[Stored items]
# # # # #

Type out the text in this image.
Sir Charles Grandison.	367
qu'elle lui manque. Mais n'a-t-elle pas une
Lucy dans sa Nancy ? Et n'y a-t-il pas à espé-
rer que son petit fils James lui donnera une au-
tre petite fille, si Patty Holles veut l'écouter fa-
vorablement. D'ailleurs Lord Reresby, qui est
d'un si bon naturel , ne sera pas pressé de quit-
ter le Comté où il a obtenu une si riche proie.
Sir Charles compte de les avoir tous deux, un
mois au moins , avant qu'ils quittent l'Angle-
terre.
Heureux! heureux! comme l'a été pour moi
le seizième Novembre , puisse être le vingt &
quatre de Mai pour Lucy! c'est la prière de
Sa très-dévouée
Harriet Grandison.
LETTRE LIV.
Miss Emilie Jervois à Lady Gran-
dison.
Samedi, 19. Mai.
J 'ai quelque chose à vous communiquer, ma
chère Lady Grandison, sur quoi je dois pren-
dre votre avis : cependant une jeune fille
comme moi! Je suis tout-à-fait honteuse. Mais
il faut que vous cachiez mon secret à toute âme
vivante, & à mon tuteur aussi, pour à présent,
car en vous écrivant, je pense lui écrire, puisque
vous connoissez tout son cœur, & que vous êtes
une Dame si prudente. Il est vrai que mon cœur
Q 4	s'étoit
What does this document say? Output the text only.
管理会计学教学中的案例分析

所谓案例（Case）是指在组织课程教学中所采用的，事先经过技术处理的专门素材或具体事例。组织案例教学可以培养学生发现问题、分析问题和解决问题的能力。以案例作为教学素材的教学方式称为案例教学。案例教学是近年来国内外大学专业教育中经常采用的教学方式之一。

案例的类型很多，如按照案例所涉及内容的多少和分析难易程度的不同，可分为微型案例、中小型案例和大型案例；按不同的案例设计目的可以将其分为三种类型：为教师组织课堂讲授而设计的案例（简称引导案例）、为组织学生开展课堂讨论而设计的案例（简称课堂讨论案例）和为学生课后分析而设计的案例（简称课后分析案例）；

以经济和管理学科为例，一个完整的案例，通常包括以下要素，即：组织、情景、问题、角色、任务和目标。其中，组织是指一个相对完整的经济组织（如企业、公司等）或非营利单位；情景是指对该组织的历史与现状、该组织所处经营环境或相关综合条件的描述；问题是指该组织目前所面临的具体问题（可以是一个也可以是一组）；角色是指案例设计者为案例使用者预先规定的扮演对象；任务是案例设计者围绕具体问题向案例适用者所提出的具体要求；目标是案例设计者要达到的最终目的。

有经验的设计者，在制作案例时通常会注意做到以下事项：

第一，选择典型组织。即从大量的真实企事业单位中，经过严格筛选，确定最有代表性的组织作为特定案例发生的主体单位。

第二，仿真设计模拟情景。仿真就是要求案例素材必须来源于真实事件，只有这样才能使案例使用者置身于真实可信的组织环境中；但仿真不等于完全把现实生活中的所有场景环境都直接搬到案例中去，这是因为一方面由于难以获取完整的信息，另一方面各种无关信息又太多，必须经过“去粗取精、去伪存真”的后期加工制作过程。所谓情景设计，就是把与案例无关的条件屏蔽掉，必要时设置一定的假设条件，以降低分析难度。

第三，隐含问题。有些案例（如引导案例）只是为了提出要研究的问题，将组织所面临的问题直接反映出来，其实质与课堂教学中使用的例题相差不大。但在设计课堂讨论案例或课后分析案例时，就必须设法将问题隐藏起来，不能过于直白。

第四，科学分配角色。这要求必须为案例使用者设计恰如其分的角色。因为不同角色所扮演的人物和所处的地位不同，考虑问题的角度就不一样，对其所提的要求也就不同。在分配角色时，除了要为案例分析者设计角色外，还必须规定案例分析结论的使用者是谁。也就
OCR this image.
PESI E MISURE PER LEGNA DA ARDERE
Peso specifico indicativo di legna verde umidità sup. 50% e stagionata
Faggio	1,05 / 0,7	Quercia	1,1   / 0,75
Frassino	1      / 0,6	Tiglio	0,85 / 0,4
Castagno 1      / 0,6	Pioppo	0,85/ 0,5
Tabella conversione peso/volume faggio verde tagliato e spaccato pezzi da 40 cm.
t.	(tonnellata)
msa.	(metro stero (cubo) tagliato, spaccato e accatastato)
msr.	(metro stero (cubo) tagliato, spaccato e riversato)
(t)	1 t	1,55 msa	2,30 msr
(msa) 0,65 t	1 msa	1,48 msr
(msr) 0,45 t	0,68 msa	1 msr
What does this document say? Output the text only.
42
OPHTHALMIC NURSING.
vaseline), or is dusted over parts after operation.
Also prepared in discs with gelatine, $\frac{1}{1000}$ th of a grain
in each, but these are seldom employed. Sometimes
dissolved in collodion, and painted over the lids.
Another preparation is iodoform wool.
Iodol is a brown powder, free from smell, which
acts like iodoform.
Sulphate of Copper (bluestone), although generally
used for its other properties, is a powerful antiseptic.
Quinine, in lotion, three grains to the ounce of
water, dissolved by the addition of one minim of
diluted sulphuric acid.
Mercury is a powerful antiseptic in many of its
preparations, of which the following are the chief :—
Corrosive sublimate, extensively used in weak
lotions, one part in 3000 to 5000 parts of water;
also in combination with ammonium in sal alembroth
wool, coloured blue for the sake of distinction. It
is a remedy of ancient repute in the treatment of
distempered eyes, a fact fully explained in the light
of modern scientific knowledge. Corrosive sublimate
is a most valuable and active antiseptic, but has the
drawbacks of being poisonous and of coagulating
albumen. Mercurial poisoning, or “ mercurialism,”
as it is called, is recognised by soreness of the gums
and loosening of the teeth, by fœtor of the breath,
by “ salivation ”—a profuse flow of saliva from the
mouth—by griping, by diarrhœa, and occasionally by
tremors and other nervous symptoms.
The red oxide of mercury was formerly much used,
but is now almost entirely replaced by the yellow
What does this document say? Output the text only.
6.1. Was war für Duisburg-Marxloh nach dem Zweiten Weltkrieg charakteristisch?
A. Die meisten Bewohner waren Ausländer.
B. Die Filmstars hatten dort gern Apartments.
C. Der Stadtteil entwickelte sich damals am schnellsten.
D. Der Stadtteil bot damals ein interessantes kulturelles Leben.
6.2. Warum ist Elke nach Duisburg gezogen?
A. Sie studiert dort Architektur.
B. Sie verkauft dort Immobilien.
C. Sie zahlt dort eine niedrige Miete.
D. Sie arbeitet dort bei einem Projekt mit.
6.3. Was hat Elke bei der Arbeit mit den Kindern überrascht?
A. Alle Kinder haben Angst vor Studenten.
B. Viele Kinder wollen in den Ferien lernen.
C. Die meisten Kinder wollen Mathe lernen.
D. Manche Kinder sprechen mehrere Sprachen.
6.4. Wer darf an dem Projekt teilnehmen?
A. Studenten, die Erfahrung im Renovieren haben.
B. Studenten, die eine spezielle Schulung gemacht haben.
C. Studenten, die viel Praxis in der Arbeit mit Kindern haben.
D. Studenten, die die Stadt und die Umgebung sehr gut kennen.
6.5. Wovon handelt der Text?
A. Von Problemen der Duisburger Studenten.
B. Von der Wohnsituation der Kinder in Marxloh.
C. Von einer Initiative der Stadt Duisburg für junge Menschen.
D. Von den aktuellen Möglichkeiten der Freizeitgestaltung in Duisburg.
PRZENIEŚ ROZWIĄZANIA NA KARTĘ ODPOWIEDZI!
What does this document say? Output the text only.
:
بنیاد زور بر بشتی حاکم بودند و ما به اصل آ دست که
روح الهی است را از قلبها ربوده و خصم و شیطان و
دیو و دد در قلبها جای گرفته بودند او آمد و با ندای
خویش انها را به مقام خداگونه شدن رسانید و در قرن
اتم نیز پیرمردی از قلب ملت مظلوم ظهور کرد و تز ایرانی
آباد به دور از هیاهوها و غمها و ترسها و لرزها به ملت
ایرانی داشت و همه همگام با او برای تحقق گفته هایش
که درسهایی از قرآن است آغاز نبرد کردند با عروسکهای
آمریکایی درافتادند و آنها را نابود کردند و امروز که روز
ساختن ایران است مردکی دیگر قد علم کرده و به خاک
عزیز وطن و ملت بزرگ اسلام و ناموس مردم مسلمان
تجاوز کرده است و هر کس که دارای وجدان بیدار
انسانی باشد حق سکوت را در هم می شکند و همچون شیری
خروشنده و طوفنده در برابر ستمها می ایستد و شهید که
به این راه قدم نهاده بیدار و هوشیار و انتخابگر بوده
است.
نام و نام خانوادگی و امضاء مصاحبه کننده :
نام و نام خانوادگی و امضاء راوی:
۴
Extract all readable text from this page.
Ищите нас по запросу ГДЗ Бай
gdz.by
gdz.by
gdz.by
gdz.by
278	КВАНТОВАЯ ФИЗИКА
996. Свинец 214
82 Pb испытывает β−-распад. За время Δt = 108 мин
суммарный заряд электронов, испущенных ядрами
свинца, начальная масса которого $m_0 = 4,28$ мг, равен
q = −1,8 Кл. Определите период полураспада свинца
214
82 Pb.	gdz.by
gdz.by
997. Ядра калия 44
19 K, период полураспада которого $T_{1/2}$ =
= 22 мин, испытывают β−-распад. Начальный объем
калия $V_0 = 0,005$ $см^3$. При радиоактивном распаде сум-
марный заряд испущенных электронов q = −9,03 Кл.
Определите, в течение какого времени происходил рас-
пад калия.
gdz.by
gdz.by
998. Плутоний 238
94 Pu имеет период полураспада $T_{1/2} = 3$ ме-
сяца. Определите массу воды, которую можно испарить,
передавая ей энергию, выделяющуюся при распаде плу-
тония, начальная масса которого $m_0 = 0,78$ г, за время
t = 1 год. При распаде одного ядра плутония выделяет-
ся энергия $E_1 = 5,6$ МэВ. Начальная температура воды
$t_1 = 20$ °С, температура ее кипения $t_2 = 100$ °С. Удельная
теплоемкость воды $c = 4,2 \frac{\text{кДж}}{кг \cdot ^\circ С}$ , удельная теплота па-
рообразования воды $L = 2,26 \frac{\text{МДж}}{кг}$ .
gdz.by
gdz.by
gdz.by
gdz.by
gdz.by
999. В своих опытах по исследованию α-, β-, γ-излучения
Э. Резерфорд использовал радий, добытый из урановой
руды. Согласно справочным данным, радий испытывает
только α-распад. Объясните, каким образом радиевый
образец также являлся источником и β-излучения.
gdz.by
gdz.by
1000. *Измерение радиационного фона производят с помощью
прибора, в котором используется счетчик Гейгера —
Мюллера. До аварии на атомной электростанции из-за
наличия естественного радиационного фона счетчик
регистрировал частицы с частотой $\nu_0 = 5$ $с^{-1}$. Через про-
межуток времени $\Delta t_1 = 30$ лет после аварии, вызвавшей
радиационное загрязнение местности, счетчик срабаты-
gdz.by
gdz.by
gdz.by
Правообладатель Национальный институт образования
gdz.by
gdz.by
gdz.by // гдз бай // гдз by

# # # # #

Where a line contains the string "масса", extract that line.

[Exercise result]
свинца, начальная масса которого $m_0 = 4,28$ мг, равен
тония, начальная масса которого $m_0 = 0,78$ г, за время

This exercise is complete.